**Teks Sumber:**

Padang, – DPRD Kota Padang menegaskan keseriusannya mengawal seluruh hasil Musyawarah Perencanaan Pembangunan (Musrenbang) Kecamatan Koto Tangah yang digelar di Ruang Bagindo Aziz Chan, Balai Kota Padang, Jumat (13/2/2026).
Ketua DPRD Kota Padang, Muharlion, menilai Koto Tangah sebagai kecamatan dengan jumlah penduduk terbesar menghadapi tantangan pembangunan yang tidak ringan. Kebutuhan jalan lingkungan, perbaikan drainase, hingga peningkatan fasilitas publik dinilai masih menjadi pekerjaan besar yang harus ditangani secara bertahap dan merata.
Muharlion menegaskan DPRD akan memastikan setiap program pembangunan benar-benar menjawab kebutuhan masyarakat. Ia menyebut pengawalan akan dilakukan agar pelaksanaan pembangunan berkeadilan serta tidak terpusat di satu titik saja.

**Bahan yang Disediakan:**

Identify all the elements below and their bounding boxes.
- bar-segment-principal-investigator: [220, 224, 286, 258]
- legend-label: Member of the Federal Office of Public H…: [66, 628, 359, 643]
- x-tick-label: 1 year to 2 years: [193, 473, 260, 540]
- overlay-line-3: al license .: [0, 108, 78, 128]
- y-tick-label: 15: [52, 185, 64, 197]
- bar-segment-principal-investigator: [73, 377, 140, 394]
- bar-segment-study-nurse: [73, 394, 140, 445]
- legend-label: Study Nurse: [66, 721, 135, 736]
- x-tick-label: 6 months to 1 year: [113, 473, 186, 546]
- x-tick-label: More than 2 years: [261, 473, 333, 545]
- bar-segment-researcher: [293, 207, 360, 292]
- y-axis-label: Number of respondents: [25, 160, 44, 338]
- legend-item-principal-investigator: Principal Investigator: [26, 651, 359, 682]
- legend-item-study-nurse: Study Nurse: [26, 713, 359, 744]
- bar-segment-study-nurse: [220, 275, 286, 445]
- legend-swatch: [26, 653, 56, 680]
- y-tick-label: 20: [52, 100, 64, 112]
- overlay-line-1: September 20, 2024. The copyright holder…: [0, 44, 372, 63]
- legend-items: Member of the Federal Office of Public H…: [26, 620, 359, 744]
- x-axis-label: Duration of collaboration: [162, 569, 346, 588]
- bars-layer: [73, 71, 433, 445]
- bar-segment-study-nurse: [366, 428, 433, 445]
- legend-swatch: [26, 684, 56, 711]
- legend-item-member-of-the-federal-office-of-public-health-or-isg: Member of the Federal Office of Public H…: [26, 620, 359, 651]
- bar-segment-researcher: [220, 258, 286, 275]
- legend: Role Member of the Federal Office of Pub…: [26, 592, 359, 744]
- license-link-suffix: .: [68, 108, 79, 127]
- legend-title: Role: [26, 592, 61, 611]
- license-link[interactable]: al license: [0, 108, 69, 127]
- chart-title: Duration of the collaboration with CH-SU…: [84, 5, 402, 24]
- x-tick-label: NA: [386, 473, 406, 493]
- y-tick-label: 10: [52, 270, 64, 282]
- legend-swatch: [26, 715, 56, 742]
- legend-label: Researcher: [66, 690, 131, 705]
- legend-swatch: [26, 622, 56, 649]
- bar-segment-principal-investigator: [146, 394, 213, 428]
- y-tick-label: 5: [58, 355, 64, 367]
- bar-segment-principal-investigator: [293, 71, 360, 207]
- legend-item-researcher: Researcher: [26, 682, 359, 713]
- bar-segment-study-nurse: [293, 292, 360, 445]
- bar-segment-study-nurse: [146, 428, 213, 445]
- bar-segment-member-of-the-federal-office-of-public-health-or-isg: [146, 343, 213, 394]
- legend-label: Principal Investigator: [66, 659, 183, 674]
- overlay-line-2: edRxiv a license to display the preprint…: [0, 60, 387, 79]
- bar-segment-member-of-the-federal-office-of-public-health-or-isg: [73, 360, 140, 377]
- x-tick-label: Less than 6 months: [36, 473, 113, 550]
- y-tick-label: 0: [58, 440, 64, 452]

**Petunjuk Latihan:**
Tolong tuliskan kembali bagian teks sumber mulai dari "Ketua DPRD Kota" sampai dengan "satu titik saja.", kedua ujungnya ikut disalin. Jangan ubah satu kata pun.

**Hasil di Bawah:**
Ketua DPRD Kota Padang, Muharlion, menilai Koto Tangah sebagai kecamatan dengan jumlah penduduk terbesar menghadapi tantangan pembangunan yang tidak ringan. Kebutuhan jalan lingkungan, perbaikan drainase, hingga peningkatan fasilitas publik dinilai masih menjadi pekerjaan besar yang harus ditangani secara bertahap dan merata.
Muharlion menegaskan DPRD akan memastikan setiap program pembangunan benar-benar menjawab kebutuhan masyarakat. Ia menyebut pengawalan akan dilakukan agar pelaksanaan pembangunan berkeadilan serta tidak terpusat di satu titik saja.